-- START Provided data --

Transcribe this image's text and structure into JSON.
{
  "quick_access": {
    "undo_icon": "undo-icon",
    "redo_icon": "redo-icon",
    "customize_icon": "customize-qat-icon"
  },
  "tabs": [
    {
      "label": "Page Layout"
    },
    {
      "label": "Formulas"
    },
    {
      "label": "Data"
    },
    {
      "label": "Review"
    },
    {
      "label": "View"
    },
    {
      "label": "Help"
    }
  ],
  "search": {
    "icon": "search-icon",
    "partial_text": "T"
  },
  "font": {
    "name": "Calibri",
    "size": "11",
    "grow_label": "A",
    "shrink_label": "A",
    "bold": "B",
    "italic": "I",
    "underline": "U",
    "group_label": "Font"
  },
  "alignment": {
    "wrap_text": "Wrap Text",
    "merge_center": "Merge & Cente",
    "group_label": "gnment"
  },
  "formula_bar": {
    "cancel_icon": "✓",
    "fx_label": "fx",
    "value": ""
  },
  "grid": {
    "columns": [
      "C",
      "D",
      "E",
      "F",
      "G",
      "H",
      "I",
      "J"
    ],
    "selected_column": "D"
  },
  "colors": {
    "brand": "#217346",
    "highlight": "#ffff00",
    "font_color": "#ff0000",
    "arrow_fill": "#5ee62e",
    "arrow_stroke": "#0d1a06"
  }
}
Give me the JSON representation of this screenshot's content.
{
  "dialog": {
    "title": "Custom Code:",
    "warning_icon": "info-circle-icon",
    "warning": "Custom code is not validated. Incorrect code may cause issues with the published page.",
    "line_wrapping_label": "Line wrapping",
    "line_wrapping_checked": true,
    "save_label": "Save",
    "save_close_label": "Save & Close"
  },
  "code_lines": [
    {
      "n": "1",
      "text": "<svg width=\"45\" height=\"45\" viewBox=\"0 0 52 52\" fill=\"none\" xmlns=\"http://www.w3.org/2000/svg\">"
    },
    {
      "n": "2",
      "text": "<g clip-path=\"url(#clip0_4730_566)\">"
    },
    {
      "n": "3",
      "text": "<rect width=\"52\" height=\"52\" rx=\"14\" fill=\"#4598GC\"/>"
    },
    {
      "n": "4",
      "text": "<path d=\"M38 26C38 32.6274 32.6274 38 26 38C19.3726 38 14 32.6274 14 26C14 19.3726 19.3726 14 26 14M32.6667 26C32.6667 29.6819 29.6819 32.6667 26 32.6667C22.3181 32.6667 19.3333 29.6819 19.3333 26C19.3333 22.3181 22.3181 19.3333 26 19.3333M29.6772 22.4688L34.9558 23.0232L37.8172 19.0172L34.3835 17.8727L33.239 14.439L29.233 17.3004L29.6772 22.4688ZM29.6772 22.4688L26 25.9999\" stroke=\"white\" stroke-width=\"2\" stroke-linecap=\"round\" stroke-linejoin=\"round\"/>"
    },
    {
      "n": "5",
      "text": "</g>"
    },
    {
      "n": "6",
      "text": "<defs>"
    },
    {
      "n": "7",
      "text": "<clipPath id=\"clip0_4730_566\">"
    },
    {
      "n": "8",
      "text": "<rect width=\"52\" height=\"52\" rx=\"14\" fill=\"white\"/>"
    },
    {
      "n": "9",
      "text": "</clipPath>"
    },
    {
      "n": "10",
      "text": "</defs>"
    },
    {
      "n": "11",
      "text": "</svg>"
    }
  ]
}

-- END Provided data --

- _Exercise aim_:
Write out the whole listing again, exactly as it stands.

- _Result of this exercise_:
Transcribe this image's text and structure into JSON.
{
  "quick_access": {
    "undo_icon": "undo-icon",
    "redo_icon": "redo-icon",
    "customize_icon": "customize-qat-icon"
  },
  "tabs": [
    {
      "label": "Page Layout"
    },
    {
      "label": "Formulas"
    },
    {
      "label": "Data"
    },
    {
      "label": "Review"
    },
    {
      "label": "View"
    },
    {
      "label": "Help"
    }
  ],
  "search": {
    "icon": "search-icon",
    "partial_text": "T"
  },
  "font": {
    "name": "Calibri",
    "size": "11",
    "grow_label": "A",
    "shrink_label": "A",
    "bold": "B",
    "italic": "I",
    "underline": "U",
    "group_label": "Font"
  },
  "alignment": {
    "wrap_text": "Wrap Text",
    "merge_center": "Merge & Cente",
    "group_label": "gnment"
  },
  "formula_bar": {
    "cancel_icon": "✓",
    "fx_label": "fx",
    "value": ""
  },
  "grid": {
    "columns": [
      "C",
      "D",
      "E",
      "F",
      "G",
      "H",
      "I",
      "J"
    ],
    "selected_column": "D"
  },
  "colors": {
    "brand": "#217346",
    "highlight": "#ffff00",
    "font_color": "#ff0000",
    "arrow_fill": "#5ee62e",
    "arrow_stroke": "#0d1a06"
  }
}
Give me the JSON representation of this screenshot's content.
{
  "dialog": {
    "title": "Custom Code:",
    "warning_icon": "info-circle-icon",
    "warning": "Custom code is not validated. Incorrect code may cause issues with the published page.",
    "line_wrapping_label": "Line wrapping",
    "line_wrapping_checked": true,
    "save_label": "Save",
    "save_close_label": "Save & Close"
  },
  "code_lines": [
    {
      "n": "1",
      "text": "<svg width=\"45\" height=\"45\" viewBox=\"0 0 52 52\" fill=\"none\" xmlns=\"http://www.w3.org/2000/svg\">"
    },
    {
      "n": "2",
      "text": "<g clip-path=\"url(#clip0_4730_566)\">"
    },
    {
      "n": "3",
      "text": "<rect width=\"52\" height=\"52\" rx=\"14\" fill=\"#4598GC\"/>"
    },
    {
      "n": "4",
      "text": "<path d=\"M38 26C38 32.6274 32.6274 38 26 38C19.3726 38 14 32.6274 14 26C14 19.3726 19.3726 14 26 14M32.6667 26C32.6667 29.6819 29.6819 32.6667 26 32.6667C22.3181 32.6667 19.3333 29.6819 19.3333 26C19.3333 22.3181 22.3181 19.3333 26 19.3333M29.6772 22.4688L34.9558 23.0232L37.8172 19.0172L34.3835 17.8727L33.239 14.439L29.233 17.3004L29.6772 22.4688ZM29.6772 22.4688L26 25.9999\" stroke=\"white\" stroke-width=\"2\" stroke-linecap=\"round\" stroke-linejoin=\"round\"/>"
    },
    {
      "n": "5",
      "text": "</g>"
    },
    {
      "n": "6",
      "text": "<defs>"
    },
    {
      "n": "7",
      "text": "<clipPath id=\"clip0_4730_566\">"
    },
    {
      "n": "8",
      "text": "<rect width=\"52\" height=\"52\" rx=\"14\" fill=\"white\"/>"
    },
    {
      "n": "9",
      "text": "</clipPath>"
    },
    {
      "n": "10",
      "text": "</defs>"
    },
    {
      "n": "11",
      "text": "</svg>"
    }
  ]
}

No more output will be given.